**Exercise instructions**
Give the data a second time, exactly and in full.

**Records provided**
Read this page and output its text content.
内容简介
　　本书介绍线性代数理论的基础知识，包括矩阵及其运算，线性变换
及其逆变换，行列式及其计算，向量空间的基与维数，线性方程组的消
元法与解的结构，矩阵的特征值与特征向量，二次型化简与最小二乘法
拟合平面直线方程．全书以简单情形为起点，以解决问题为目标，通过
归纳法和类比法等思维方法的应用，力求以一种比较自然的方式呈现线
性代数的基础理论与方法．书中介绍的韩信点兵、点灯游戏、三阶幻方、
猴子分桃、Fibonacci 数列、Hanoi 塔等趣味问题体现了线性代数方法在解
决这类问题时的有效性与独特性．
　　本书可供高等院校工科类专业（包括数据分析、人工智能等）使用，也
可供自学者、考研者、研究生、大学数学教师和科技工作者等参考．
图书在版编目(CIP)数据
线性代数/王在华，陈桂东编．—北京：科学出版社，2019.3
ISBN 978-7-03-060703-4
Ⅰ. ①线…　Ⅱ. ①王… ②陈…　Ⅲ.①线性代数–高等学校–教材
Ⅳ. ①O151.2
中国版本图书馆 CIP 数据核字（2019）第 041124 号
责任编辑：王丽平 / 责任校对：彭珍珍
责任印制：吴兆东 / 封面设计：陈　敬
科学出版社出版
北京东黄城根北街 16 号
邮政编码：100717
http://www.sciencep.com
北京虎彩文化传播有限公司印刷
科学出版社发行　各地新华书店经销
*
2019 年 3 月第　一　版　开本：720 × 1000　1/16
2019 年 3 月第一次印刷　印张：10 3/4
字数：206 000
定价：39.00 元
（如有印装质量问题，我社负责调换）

**Full output**
Read this page and output its text content.
内容简介
　　本书介绍线性代数理论的基础知识，包括矩阵及其运算，线性变换
及其逆变换，行列式及其计算，向量空间的基与维数，线性方程组的消
元法与解的结构，矩阵的特征值与特征向量，二次型化简与最小二乘法
拟合平面直线方程．全书以简单情形为起点，以解决问题为目标，通过
归纳法和类比法等思维方法的应用，力求以一种比较自然的方式呈现线
性代数的基础理论与方法．书中介绍的韩信点兵、点灯游戏、三阶幻方、
猴子分桃、Fibonacci 数列、Hanoi 塔等趣味问题体现了线性代数方法在解
决这类问题时的有效性与独特性．
　　本书可供高等院校工科类专业（包括数据分析、人工智能等）使用，也
可供自学者、考研者、研究生、大学数学教师和科技工作者等参考．
图书在版编目(CIP)数据
线性代数/王在华，陈桂东编．—北京：科学出版社，2019.3
ISBN 978-7-03-060703-4
Ⅰ. ①线…　Ⅱ. ①王… ②陈…　Ⅲ.①线性代数–高等学校–教材
Ⅳ. ①O151.2
中国版本图书馆 CIP 数据核字（2019）第 041124 号
责任编辑：王丽平 / 责任校对：彭珍珍
责任印制：吴兆东 / 封面设计：陈　敬
科学出版社出版
北京东黄城根北街 16 号
邮政编码：100717
http://www.sciencep.com
北京虎彩文化传播有限公司印刷
科学出版社发行　各地新华书店经销
*
2019 年 3 月第　一　版　开本：720 × 1000　1/16
2019 年 3 月第一次印刷　印张：10 3/4
字数：206 000
定价：39.00 元
（如有印装质量问题，我社负责调换）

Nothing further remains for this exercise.